### The problem
Write out all of the entries exactly, please.

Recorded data

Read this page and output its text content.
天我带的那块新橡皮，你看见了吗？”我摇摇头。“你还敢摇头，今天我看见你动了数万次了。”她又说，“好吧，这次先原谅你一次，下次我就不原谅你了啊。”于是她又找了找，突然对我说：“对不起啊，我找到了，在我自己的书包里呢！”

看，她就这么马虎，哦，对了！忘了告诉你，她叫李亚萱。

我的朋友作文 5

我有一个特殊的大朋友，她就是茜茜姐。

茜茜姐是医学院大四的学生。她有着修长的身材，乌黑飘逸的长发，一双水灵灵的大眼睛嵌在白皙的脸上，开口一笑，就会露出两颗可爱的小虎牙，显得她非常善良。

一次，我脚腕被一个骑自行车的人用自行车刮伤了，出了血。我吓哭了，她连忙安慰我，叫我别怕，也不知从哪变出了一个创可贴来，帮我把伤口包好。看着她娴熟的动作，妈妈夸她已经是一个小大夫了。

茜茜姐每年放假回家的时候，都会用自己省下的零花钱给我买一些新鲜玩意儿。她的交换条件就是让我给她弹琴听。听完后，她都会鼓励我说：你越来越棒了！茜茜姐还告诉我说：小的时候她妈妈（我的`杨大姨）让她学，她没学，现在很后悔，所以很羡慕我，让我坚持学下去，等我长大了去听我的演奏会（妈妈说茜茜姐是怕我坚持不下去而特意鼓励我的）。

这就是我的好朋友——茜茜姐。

### Exercise solution
Read this page and output its text content.
天我带的那块新橡皮，你看见了吗？”我摇摇头。“你还敢摇头，今天我看见你动了数万次了。”她又说，“好吧，这次先原谅你一次，下次我就不原谅你了啊。”于是她又找了找，突然对我说：“对不起啊，我找到了，在我自己的书包里呢！”

看，她就这么马虎，哦，对了！忘了告诉你，她叫李亚萱。

我的朋友作文 5

我有一个特殊的大朋友，她就是茜茜姐。

茜茜姐是医学院大四的学生。她有着修长的身材，乌黑飘逸的长发，一双水灵灵的大眼睛嵌在白皙的脸上，开口一笑，就会露出两颗可爱的小虎牙，显得她非常善良。

一次，我脚腕被一个骑自行车的人用自行车刮伤了，出了血。我吓哭了，她连忙安慰我，叫我别怕，也不知从哪变出了一个创可贴来，帮我把伤口包好。看着她娴熟的动作，妈妈夸她已经是一个小大夫了。

茜茜姐每年放假回家的时候，都会用自己省下的零花钱给我买一些新鲜玩意儿。她的交换条件就是让我给她弹琴听。听完后，她都会鼓励我说：你越来越棒了！茜茜姐还告诉我说：小的时候她妈妈（我的`杨大姨）让她学，她没学，现在很后悔，所以很羡慕我，让我坚持学下去，等我长大了去听我的演奏会（妈妈说茜茜姐是怕我坚持不下去而特意鼓励我的）。

这就是我的好朋友——茜茜姐。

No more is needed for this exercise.